» Available data:
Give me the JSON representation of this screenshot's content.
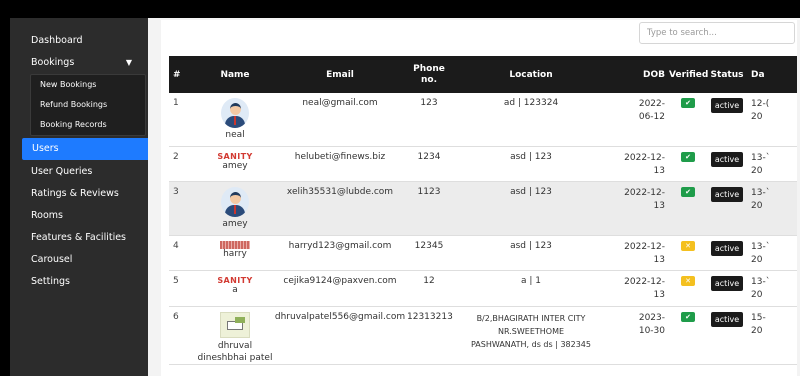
{
  "sidebar": {
    "items": [
      {
        "label": "Dashboard"
      },
      {
        "label": "Bookings",
        "expanded": true
      },
      {
        "label": "Users",
        "active": true
      },
      {
        "label": "User Queries"
      },
      {
        "label": "Ratings & Reviews"
      },
      {
        "label": "Rooms"
      },
      {
        "label": "Features & Facilities"
      },
      {
        "label": "Carousel"
      },
      {
        "label": "Settings"
      }
    ],
    "bookings_submenu": [
      "New Bookings",
      "Refund Bookings",
      "Booking Records"
    ]
  },
  "search": {
    "placeholder": "Type to search..."
  },
  "table": {
    "headers": [
      "#",
      "Name",
      "Email",
      "Phone\nno.",
      "Location",
      "DOB",
      "Verified",
      "Status",
      "Da"
    ],
    "rows": [
      {
        "num": "1",
        "avatar": "avatar-man",
        "name": "neal",
        "email": "neal@gmail.com",
        "phone": "123",
        "location": "ad | 123324",
        "dob": "2022-\n06-12",
        "verified": "true",
        "status": "active",
        "date": "12-(\n20"
      },
      {
        "num": "2",
        "avatar": "sanity-logo",
        "name": "amey",
        "logo_text": "SANITY",
        "email": "helubeti@finews.biz",
        "phone": "1234",
        "location": "asd | 123",
        "dob": "2022-12-\n13",
        "verified": "true",
        "status": "active",
        "date": "13-`\n20"
      },
      {
        "num": "3",
        "avatar": "avatar-man",
        "name": "amey",
        "email": "xelih35531@lubde.com",
        "phone": "1123",
        "location": "asd | 123",
        "dob": "2022-12-\n13",
        "verified": "true",
        "status": "active",
        "date": "13-`\n20"
      },
      {
        "num": "4",
        "avatar": "stamp-logo",
        "name": "harry",
        "email": "harryd123@gmail.com",
        "phone": "12345",
        "location": "asd | 123",
        "dob": "2022-12-\n13",
        "verified": "false",
        "status": "active",
        "date": "13-`\n20"
      },
      {
        "num": "5",
        "avatar": "sanity-logo",
        "name": "a",
        "logo_text": "SANITY",
        "email": "cejika9124@paxven.com",
        "phone": "12",
        "location": "a | 1",
        "dob": "2022-12-\n13",
        "verified": "false",
        "status": "active",
        "date": "13-`\n20"
      },
      {
        "num": "6",
        "avatar": "photo-thumb",
        "name": "dhruval\ndineshbhai patel",
        "email": "dhruvalpatel556@gmail.com",
        "phone": "12313213",
        "location": "B/2,BHAGIRATH INTER CITY NR.SWEETHOME\nPASHWANATH, ds ds | 382345",
        "dob": "2023-\n10-30",
        "verified": "true",
        "status": "active",
        "date": "15-\n20"
      }
    ]
  },
  "colors": {
    "sidebar_bg": "#2c2c2c",
    "active_blue": "#1e7bff",
    "header_dark": "#1b1b1b",
    "verified_green": "#1f9c4a",
    "unverified_yellow": "#f4c01f"
  }
}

» Task details: Without the pictures, restate all the entries above exactly.

» Written response:
Give me the JSON representation of this screenshot's content.
{
  "sidebar": {
    "items": [
      {
        "label": "Dashboard"
      },
      {
        "label": "Bookings",
        "expanded": true
      },
      {
        "label": "Users",
        "active": true
      },
      {
        "label": "User Queries"
      },
      {
        "label": "Ratings & Reviews"
      },
      {
        "label": "Rooms"
      },
      {
        "label": "Features & Facilities"
      },
      {
        "label": "Carousel"
      },
      {
        "label": "Settings"
      }
    ],
    "bookings_submenu": [
      "New Bookings",
      "Refund Bookings",
      "Booking Records"
    ]
  },
  "search": {
    "placeholder": "Type to search..."
  },
  "table": {
    "headers": [
      "#",
      "Name",
      "Email",
      "Phone\nno.",
      "Location",
      "DOB",
      "Verified",
      "Status",
      "Da"
    ],
    "rows": [
      {
        "num": "1",
        "avatar": "avatar-man",
        "name": "neal",
        "email": "neal@gmail.com",
        "phone": "123",
        "location": "ad | 123324",
        "dob": "2022-\n06-12",
        "verified": "true",
        "status": "active",
        "date": "12-(\n20"
      },
      {
        "num": "2",
        "avatar": "sanity-logo",
        "name": "amey",
        "logo_text": "SANITY",
        "email": "helubeti@finews.biz",
        "phone": "1234",
        "location": "asd | 123",
        "dob": "2022-12-\n13",
        "verified": "true",
        "status": "active",
        "date": "13-`\n20"
      },
      {
        "num": "3",
        "avatar": "avatar-man",
        "name": "amey",
        "email": "xelih35531@lubde.com",
        "phone": "1123",
        "location": "asd | 123",
        "dob": "2022-12-\n13",
        "verified": "true",
        "status": "active",
        "date": "13-`\n20"
      },
      {
        "num": "4",
        "avatar": "stamp-logo",
        "name": "harry",
        "email": "harryd123@gmail.com",
        "phone": "12345",
        "location": "asd | 123",
        "dob": "2022-12-\n13",
        "verified": "false",
        "status": "active",
        "date": "13-`\n20"
      },
      {
        "num": "5",
        "avatar": "sanity-logo",
        "name": "a",
        "logo_text": "SANITY",
        "email": "cejika9124@paxven.com",
        "phone": "12",
        "location": "a | 1",
        "dob": "2022-12-\n13",
        "verified": "false",
        "status": "active",
        "date": "13-`\n20"
      },
      {
        "num": "6",
        "avatar": "photo-thumb",
        "name": "dhruval\ndineshbhai patel",
        "email": "dhruvalpatel556@gmail.com",
        "phone": "12313213",
        "location": "B/2,BHAGIRATH INTER CITY NR.SWEETHOME\nPASHWANATH, ds ds | 382345",
        "dob": "2023-\n10-30",
        "verified": "true",
        "status": "active",
        "date": "15-\n20"
      }
    ]
  },
  "colors": {
    "sidebar_bg": "#2c2c2c",
    "active_blue": "#1e7bff",
    "header_dark": "#1b1b1b",
    "verified_green": "#1f9c4a",
    "unverified_yellow": "#f4c01f"
  }
}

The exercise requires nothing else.